Extracted data entries
** START **
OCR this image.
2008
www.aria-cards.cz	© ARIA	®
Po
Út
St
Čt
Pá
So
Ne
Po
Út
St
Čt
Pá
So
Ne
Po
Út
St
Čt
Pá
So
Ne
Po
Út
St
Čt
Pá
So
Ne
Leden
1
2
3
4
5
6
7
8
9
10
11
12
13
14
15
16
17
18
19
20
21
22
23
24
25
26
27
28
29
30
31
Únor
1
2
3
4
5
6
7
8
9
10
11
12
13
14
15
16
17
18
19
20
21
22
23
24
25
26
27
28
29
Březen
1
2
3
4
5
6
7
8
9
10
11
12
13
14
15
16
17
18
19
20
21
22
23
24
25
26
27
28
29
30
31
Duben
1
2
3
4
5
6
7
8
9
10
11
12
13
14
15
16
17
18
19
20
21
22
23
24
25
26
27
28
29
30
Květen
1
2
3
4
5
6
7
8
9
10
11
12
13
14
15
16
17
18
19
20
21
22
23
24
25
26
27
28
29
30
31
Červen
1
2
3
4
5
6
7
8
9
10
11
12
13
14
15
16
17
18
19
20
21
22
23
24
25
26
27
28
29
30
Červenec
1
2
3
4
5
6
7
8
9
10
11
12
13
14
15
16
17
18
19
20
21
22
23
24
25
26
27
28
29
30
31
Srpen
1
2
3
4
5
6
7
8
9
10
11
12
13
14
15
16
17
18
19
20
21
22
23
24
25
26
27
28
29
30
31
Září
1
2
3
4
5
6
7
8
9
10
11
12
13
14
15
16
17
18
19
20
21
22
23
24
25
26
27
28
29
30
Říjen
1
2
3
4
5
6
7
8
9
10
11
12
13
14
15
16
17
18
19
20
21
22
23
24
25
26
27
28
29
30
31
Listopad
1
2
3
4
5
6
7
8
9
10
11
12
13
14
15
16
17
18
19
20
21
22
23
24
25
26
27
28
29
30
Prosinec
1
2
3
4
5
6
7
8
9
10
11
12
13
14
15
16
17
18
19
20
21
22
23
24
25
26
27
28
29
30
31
** END **
- WHAT YOU HAVE TO DO: Write out each line of the data above again, exactly as given.

- COMPLETE ANSWER:
OCR this image.
2008
www.aria-cards.cz	© ARIA	®
Po
Út
St
Čt
Pá
So
Ne
Po
Út
St
Čt
Pá
So
Ne
Po
Út
St
Čt
Pá
So
Ne
Po
Út
St
Čt
Pá
So
Ne
Leden
1
2
3
4
5
6
7
8
9
10
11
12
13
14
15
16
17
18
19
20
21
22
23
24
25
26
27
28
29
30
31
Únor
1
2
3
4
5
6
7
8
9
10
11
12
13
14
15
16
17
18
19
20
21
22
23
24
25
26
27
28
29
Březen
1
2
3
4
5
6
7
8
9
10
11
12
13
14
15
16
17
18
19
20
21
22
23
24
25
26
27
28
29
30
31
Duben
1
2
3
4
5
6
7
8
9
10
11
12
13
14
15
16
17
18
19
20
21
22
23
24
25
26
27
28
29
30
Květen
1
2
3
4
5
6
7
8
9
10
11
12
13
14
15
16
17
18
19
20
21
22
23
24
25
26
27
28
29
30
31
Červen
1
2
3
4
5
6
7
8
9
10
11
12
13
14
15
16
17
18
19
20
21
22
23
24
25
26
27
28
29
30
Červenec
1
2
3
4
5
6
7
8
9
10
11
12
13
14
15
16
17
18
19
20
21
22
23
24
25
26
27
28
29
30
31
Srpen
1
2
3
4
5
6
7
8
9
10
11
12
13
14
15
16
17
18
19
20
21
22
23
24
25
26
27
28
29
30
31
Září
1
2
3
4
5
6
7
8
9
10
11
12
13
14
15
16
17
18
19
20
21
22
23
24
25
26
27
28
29
30
Říjen
1
2
3
4
5
6
7
8
9
10
11
12
13
14
15
16
17
18
19
20
21
22
23
24
25
26
27
28
29
30
31
Listopad
1
2
3
4
5
6
7
8
9
10
11
12
13
14
15
16
17
18
19
20
21
22
23
24
25
26
27
28
29
30
Prosinec
1
2
3
4
5
6
7
8
9
10
11
12
13
14
15
16
17
18
19
20
21
22
23
24
25
26
27
28
29
30
31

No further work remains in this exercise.